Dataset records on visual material
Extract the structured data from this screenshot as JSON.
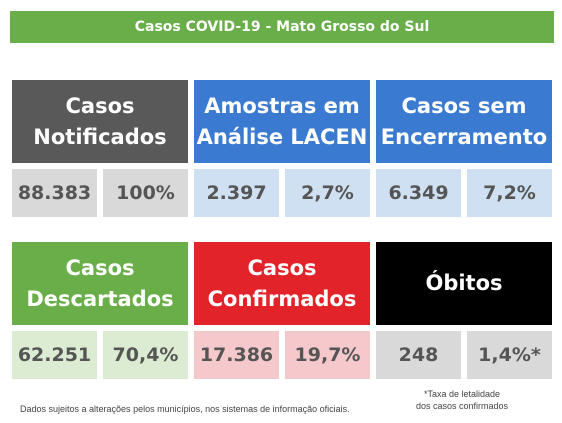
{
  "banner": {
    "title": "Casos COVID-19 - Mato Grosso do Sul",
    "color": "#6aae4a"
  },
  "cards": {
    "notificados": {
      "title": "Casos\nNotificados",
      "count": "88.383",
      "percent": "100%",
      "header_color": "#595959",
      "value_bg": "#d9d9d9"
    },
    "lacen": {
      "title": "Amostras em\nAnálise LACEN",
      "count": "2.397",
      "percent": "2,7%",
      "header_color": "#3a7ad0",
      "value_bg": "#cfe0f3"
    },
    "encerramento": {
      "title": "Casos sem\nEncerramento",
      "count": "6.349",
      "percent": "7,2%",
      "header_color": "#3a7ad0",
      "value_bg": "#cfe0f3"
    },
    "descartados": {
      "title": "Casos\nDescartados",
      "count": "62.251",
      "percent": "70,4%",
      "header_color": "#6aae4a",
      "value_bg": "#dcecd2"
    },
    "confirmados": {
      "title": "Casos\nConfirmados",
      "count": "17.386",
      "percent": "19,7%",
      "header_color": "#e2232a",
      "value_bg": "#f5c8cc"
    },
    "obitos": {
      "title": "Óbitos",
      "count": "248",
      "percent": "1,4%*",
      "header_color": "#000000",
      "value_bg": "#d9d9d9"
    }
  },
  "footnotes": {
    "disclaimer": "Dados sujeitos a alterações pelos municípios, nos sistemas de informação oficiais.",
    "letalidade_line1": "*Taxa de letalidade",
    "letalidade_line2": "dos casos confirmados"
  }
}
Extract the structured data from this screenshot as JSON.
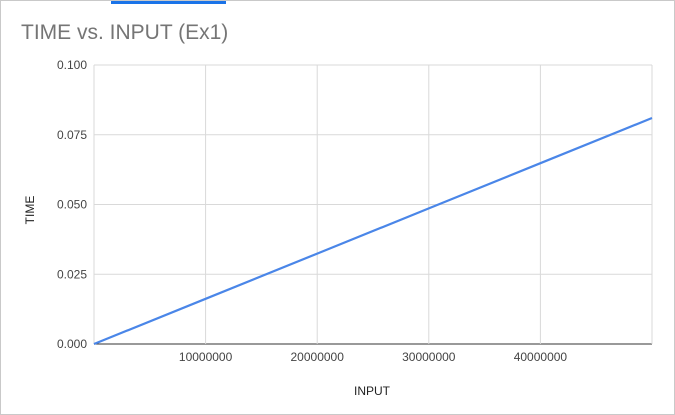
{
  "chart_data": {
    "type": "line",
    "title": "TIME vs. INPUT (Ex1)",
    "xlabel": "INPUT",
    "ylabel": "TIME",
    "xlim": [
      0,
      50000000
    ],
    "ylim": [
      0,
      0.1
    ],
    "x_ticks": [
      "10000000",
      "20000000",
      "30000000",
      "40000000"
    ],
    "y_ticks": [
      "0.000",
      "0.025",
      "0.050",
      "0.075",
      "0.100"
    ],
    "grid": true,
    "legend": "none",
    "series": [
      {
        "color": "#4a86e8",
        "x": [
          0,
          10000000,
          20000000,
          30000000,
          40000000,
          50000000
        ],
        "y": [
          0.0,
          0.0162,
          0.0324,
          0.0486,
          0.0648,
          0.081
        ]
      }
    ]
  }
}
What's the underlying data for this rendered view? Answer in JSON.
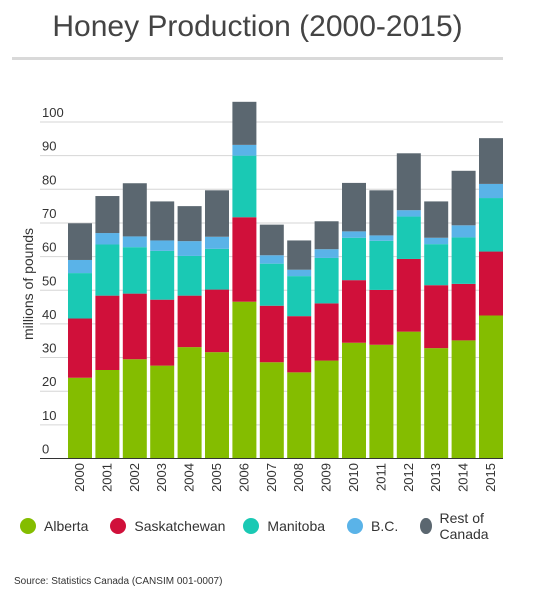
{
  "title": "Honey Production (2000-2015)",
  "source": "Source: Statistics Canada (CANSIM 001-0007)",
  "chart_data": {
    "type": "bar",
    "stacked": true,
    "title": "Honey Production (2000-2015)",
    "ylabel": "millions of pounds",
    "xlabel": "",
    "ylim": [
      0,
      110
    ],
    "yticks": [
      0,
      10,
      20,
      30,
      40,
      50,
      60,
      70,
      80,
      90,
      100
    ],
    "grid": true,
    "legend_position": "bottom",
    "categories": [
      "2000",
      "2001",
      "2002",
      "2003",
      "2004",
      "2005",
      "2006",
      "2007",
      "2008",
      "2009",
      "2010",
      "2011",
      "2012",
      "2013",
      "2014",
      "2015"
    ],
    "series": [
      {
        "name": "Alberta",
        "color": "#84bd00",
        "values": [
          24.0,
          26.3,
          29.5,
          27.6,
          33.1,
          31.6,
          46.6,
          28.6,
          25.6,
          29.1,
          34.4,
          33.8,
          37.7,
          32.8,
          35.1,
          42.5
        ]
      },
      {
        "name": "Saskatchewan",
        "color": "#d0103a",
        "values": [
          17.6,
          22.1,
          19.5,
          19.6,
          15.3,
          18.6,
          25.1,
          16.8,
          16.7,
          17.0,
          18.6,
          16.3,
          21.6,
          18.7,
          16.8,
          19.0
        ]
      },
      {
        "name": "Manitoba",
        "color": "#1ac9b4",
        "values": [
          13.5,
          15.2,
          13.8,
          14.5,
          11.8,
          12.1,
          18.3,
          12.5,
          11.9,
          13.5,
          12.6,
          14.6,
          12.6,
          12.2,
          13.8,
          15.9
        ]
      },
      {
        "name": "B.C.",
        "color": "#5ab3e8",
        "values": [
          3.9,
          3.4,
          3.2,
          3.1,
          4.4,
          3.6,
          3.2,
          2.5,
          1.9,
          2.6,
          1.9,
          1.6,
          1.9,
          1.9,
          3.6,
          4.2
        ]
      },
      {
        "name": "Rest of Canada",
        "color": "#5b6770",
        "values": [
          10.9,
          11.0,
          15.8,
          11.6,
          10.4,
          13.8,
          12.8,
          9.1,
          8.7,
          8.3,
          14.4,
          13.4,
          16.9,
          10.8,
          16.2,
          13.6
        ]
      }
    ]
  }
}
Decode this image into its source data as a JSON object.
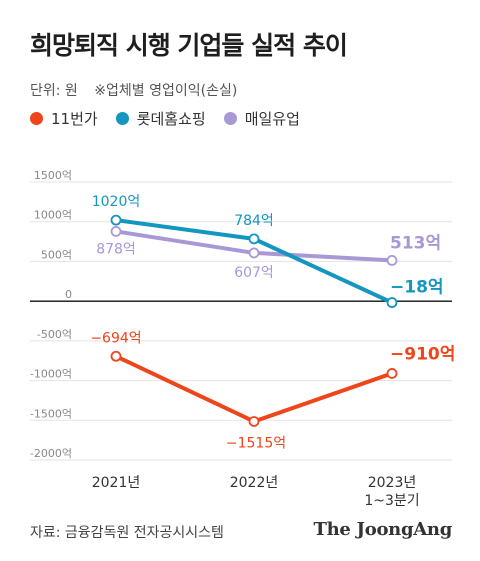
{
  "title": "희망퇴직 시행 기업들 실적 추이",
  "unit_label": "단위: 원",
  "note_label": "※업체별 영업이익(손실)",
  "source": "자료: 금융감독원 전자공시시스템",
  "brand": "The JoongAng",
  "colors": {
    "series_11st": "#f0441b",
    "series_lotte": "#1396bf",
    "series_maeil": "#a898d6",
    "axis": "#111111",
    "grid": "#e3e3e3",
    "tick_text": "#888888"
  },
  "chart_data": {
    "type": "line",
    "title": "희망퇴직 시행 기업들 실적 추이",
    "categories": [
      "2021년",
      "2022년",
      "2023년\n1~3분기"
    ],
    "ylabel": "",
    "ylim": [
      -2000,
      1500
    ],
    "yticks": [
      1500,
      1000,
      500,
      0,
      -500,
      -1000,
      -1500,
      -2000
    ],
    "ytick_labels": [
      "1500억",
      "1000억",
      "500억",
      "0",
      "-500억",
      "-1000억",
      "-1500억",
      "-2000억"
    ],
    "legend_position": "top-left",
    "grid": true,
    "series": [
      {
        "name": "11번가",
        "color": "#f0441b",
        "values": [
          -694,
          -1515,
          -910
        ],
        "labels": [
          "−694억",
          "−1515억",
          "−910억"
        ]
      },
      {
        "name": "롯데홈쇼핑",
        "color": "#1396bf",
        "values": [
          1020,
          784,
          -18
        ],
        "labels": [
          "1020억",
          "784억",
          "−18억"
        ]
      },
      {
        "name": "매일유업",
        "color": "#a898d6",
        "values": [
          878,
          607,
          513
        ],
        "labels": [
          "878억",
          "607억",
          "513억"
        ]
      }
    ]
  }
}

▸ **WHAT YOU HAVE TO DO**:
Establish how many lines of the material above hold the word "this". Nothing but the count should be returned.

▸ **THE SOLUTION**:
4